- **Task description**:
Render every entry verbatim.

- **Supplied records**:
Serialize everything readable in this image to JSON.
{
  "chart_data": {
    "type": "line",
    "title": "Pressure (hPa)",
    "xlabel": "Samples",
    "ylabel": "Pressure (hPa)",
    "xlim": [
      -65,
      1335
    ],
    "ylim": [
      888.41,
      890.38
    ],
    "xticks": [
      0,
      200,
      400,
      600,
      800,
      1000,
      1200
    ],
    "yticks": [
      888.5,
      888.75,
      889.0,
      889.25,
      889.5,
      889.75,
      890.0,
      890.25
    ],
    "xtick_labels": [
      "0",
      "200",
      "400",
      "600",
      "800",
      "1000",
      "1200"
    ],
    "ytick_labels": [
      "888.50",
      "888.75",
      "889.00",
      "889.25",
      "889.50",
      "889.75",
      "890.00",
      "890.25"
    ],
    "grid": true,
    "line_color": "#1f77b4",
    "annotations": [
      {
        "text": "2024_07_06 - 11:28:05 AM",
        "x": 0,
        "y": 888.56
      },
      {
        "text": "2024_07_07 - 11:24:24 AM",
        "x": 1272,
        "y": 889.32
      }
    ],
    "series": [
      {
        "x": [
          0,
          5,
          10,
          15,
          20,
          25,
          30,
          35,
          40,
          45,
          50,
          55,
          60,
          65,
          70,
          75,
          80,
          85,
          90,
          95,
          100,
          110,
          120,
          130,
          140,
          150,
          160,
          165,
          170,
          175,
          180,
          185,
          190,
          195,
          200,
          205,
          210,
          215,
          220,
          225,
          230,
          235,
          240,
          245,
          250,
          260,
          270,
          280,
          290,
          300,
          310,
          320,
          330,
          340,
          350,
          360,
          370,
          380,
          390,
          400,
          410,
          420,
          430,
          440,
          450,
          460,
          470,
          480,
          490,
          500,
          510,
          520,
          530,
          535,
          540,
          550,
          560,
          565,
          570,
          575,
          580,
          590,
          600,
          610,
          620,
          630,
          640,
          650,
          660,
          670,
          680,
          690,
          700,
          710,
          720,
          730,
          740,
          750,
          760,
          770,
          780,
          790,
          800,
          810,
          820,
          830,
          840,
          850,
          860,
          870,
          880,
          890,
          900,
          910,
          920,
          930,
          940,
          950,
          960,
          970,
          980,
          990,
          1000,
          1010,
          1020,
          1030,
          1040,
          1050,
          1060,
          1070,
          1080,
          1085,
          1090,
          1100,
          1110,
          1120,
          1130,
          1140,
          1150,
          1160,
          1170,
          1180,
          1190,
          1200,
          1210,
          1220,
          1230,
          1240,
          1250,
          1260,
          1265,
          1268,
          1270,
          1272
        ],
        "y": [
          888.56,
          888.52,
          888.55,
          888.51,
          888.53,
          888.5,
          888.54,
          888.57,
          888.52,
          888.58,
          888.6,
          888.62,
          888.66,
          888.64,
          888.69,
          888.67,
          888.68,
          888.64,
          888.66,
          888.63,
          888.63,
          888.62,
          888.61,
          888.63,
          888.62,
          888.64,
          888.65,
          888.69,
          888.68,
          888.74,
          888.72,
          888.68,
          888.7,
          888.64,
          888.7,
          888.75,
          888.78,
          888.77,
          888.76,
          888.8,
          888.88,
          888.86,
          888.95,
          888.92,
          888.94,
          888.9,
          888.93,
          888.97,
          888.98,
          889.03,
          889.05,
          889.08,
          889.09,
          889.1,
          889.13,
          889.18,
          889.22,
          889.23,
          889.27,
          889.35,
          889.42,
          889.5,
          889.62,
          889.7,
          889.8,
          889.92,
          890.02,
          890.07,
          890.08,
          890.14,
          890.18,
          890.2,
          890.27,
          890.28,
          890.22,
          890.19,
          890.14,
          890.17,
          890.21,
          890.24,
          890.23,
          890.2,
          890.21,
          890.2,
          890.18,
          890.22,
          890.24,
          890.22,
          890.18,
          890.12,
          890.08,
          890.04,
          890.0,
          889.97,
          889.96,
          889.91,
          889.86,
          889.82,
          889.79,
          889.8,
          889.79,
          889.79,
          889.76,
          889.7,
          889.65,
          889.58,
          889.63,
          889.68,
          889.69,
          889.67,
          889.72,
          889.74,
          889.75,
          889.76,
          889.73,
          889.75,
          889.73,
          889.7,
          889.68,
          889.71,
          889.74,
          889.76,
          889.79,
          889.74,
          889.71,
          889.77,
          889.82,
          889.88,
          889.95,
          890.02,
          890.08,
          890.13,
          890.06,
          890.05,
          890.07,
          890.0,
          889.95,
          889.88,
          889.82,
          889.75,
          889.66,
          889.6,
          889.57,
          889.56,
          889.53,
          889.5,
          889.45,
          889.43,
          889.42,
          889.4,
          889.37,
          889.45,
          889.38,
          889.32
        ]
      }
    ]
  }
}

- **Exercise output**:
Serialize everything readable in this image to JSON.
{
  "chart_data": {
    "type": "line",
    "title": "Pressure (hPa)",
    "xlabel": "Samples",
    "ylabel": "Pressure (hPa)",
    "xlim": [
      -65,
      1335
    ],
    "ylim": [
      888.41,
      890.38
    ],
    "xticks": [
      0,
      200,
      400,
      600,
      800,
      1000,
      1200
    ],
    "yticks": [
      888.5,
      888.75,
      889.0,
      889.25,
      889.5,
      889.75,
      890.0,
      890.25
    ],
    "xtick_labels": [
      "0",
      "200",
      "400",
      "600",
      "800",
      "1000",
      "1200"
    ],
    "ytick_labels": [
      "888.50",
      "888.75",
      "889.00",
      "889.25",
      "889.50",
      "889.75",
      "890.00",
      "890.25"
    ],
    "grid": true,
    "line_color": "#1f77b4",
    "annotations": [
      {
        "text": "2024_07_06 - 11:28:05 AM",
        "x": 0,
        "y": 888.56
      },
      {
        "text": "2024_07_07 - 11:24:24 AM",
        "x": 1272,
        "y": 889.32
      }
    ],
    "series": [
      {
        "x": [
          0,
          5,
          10,
          15,
          20,
          25,
          30,
          35,
          40,
          45,
          50,
          55,
          60,
          65,
          70,
          75,
          80,
          85,
          90,
          95,
          100,
          110,
          120,
          130,
          140,
          150,
          160,
          165,
          170,
          175,
          180,
          185,
          190,
          195,
          200,
          205,
          210,
          215,
          220,
          225,
          230,
          235,
          240,
          245,
          250,
          260,
          270,
          280,
          290,
          300,
          310,
          320,
          330,
          340,
          350,
          360,
          370,
          380,
          390,
          400,
          410,
          420,
          430,
          440,
          450,
          460,
          470,
          480,
          490,
          500,
          510,
          520,
          530,
          535,
          540,
          550,
          560,
          565,
          570,
          575,
          580,
          590,
          600,
          610,
          620,
          630,
          640,
          650,
          660,
          670,
          680,
          690,
          700,
          710,
          720,
          730,
          740,
          750,
          760,
          770,
          780,
          790,
          800,
          810,
          820,
          830,
          840,
          850,
          860,
          870,
          880,
          890,
          900,
          910,
          920,
          930,
          940,
          950,
          960,
          970,
          980,
          990,
          1000,
          1010,
          1020,
          1030,
          1040,
          1050,
          1060,
          1070,
          1080,
          1085,
          1090,
          1100,
          1110,
          1120,
          1130,
          1140,
          1150,
          1160,
          1170,
          1180,
          1190,
          1200,
          1210,
          1220,
          1230,
          1240,
          1250,
          1260,
          1265,
          1268,
          1270,
          1272
        ],
        "y": [
          888.56,
          888.52,
          888.55,
          888.51,
          888.53,
          888.5,
          888.54,
          888.57,
          888.52,
          888.58,
          888.6,
          888.62,
          888.66,
          888.64,
          888.69,
          888.67,
          888.68,
          888.64,
          888.66,
          888.63,
          888.63,
          888.62,
          888.61,
          888.63,
          888.62,
          888.64,
          888.65,
          888.69,
          888.68,
          888.74,
          888.72,
          888.68,
          888.7,
          888.64,
          888.7,
          888.75,
          888.78,
          888.77,
          888.76,
          888.8,
          888.88,
          888.86,
          888.95,
          888.92,
          888.94,
          888.9,
          888.93,
          888.97,
          888.98,
          889.03,
          889.05,
          889.08,
          889.09,
          889.1,
          889.13,
          889.18,
          889.22,
          889.23,
          889.27,
          889.35,
          889.42,
          889.5,
          889.62,
          889.7,
          889.8,
          889.92,
          890.02,
          890.07,
          890.08,
          890.14,
          890.18,
          890.2,
          890.27,
          890.28,
          890.22,
          890.19,
          890.14,
          890.17,
          890.21,
          890.24,
          890.23,
          890.2,
          890.21,
          890.2,
          890.18,
          890.22,
          890.24,
          890.22,
          890.18,
          890.12,
          890.08,
          890.04,
          890.0,
          889.97,
          889.96,
          889.91,
          889.86,
          889.82,
          889.79,
          889.8,
          889.79,
          889.79,
          889.76,
          889.7,
          889.65,
          889.58,
          889.63,
          889.68,
          889.69,
          889.67,
          889.72,
          889.74,
          889.75,
          889.76,
          889.73,
          889.75,
          889.73,
          889.7,
          889.68,
          889.71,
          889.74,
          889.76,
          889.79,
          889.74,
          889.71,
          889.77,
          889.82,
          889.88,
          889.95,
          890.02,
          890.08,
          890.13,
          890.06,
          890.05,
          890.07,
          890.0,
          889.95,
          889.88,
          889.82,
          889.75,
          889.66,
          889.6,
          889.57,
          889.56,
          889.53,
          889.5,
          889.45,
          889.43,
          889.42,
          889.4,
          889.37,
          889.45,
          889.38,
          889.32
        ]
      }
    ]
  }
}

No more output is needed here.